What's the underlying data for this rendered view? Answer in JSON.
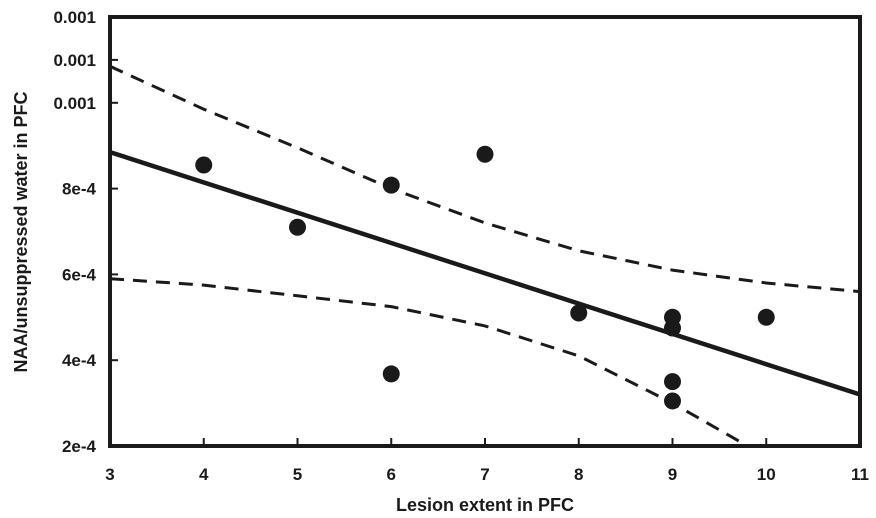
{
  "chart_data": {
    "type": "scatter",
    "title": "",
    "xlabel": "Lesion extent in PFC",
    "ylabel": "NAA/unsuppressed water in PFC",
    "xlim": [
      3,
      11
    ],
    "ylim": [
      0.0002,
      0.0012
    ],
    "x_ticks": [
      3,
      4,
      5,
      6,
      7,
      8,
      9,
      10,
      11
    ],
    "x_tick_labels": [
      "3",
      "4",
      "5",
      "6",
      "7",
      "8",
      "9",
      "10",
      "11"
    ],
    "y_ticks": [
      0.0002,
      0.0004,
      0.0006,
      0.0008,
      0.001,
      0.0011,
      0.0012
    ],
    "y_tick_labels": [
      "2e-4",
      "4e-4",
      "6e-4",
      "8e-4",
      "0.001",
      "0.001",
      "0.001"
    ],
    "grid": false,
    "legend": "none",
    "points": [
      {
        "x": 4,
        "y": 0.000855
      },
      {
        "x": 5,
        "y": 0.00071
      },
      {
        "x": 6,
        "y": 0.000808
      },
      {
        "x": 6,
        "y": 0.000368
      },
      {
        "x": 7,
        "y": 0.00088
      },
      {
        "x": 8,
        "y": 0.00051
      },
      {
        "x": 9,
        "y": 0.0005
      },
      {
        "x": 9,
        "y": 0.000475
      },
      {
        "x": 9,
        "y": 0.00035
      },
      {
        "x": 9,
        "y": 0.000305
      },
      {
        "x": 10,
        "y": 0.0005
      }
    ],
    "fit_line": {
      "style": "solid",
      "x": [
        3,
        11
      ],
      "y": [
        0.000885,
        0.00032
      ]
    },
    "confidence_upper": {
      "style": "dashed",
      "x": [
        3,
        4,
        5,
        6,
        7,
        8,
        9,
        10,
        11
      ],
      "y": [
        0.001085,
        0.000985,
        0.000895,
        0.0008,
        0.00072,
        0.000655,
        0.00061,
        0.00058,
        0.00056
      ]
    },
    "confidence_lower": {
      "style": "dashed",
      "x": [
        3,
        4,
        5,
        6,
        7,
        8,
        9,
        9.8
      ],
      "y": [
        0.00059,
        0.000575,
        0.00055,
        0.000525,
        0.00048,
        0.00041,
        0.0003,
        0.0002
      ]
    },
    "colors": {
      "marks": "#1a1a1a",
      "background": "#ffffff",
      "frame": "#1a1a1a"
    }
  }
}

WORK TO COMPLETE => Pictures in the records above are not copied; print everything else exactly.

RESPONSE =>
What's the underlying data for this rendered view? Answer in JSON.
{
  "chart_data": {
    "type": "scatter",
    "title": "",
    "xlabel": "Lesion extent in PFC",
    "ylabel": "NAA/unsuppressed water in PFC",
    "xlim": [
      3,
      11
    ],
    "ylim": [
      0.0002,
      0.0012
    ],
    "x_ticks": [
      3,
      4,
      5,
      6,
      7,
      8,
      9,
      10,
      11
    ],
    "x_tick_labels": [
      "3",
      "4",
      "5",
      "6",
      "7",
      "8",
      "9",
      "10",
      "11"
    ],
    "y_ticks": [
      0.0002,
      0.0004,
      0.0006,
      0.0008,
      0.001,
      0.0011,
      0.0012
    ],
    "y_tick_labels": [
      "2e-4",
      "4e-4",
      "6e-4",
      "8e-4",
      "0.001",
      "0.001",
      "0.001"
    ],
    "grid": false,
    "legend": "none",
    "points": [
      {
        "x": 4,
        "y": 0.000855
      },
      {
        "x": 5,
        "y": 0.00071
      },
      {
        "x": 6,
        "y": 0.000808
      },
      {
        "x": 6,
        "y": 0.000368
      },
      {
        "x": 7,
        "y": 0.00088
      },
      {
        "x": 8,
        "y": 0.00051
      },
      {
        "x": 9,
        "y": 0.0005
      },
      {
        "x": 9,
        "y": 0.000475
      },
      {
        "x": 9,
        "y": 0.00035
      },
      {
        "x": 9,
        "y": 0.000305
      },
      {
        "x": 10,
        "y": 0.0005
      }
    ],
    "fit_line": {
      "style": "solid",
      "x": [
        3,
        11
      ],
      "y": [
        0.000885,
        0.00032
      ]
    },
    "confidence_upper": {
      "style": "dashed",
      "x": [
        3,
        4,
        5,
        6,
        7,
        8,
        9,
        10,
        11
      ],
      "y": [
        0.001085,
        0.000985,
        0.000895,
        0.0008,
        0.00072,
        0.000655,
        0.00061,
        0.00058,
        0.00056
      ]
    },
    "confidence_lower": {
      "style": "dashed",
      "x": [
        3,
        4,
        5,
        6,
        7,
        8,
        9,
        9.8
      ],
      "y": [
        0.00059,
        0.000575,
        0.00055,
        0.000525,
        0.00048,
        0.00041,
        0.0003,
        0.0002
      ]
    },
    "colors": {
      "marks": "#1a1a1a",
      "background": "#ffffff",
      "frame": "#1a1a1a"
    }
  }
}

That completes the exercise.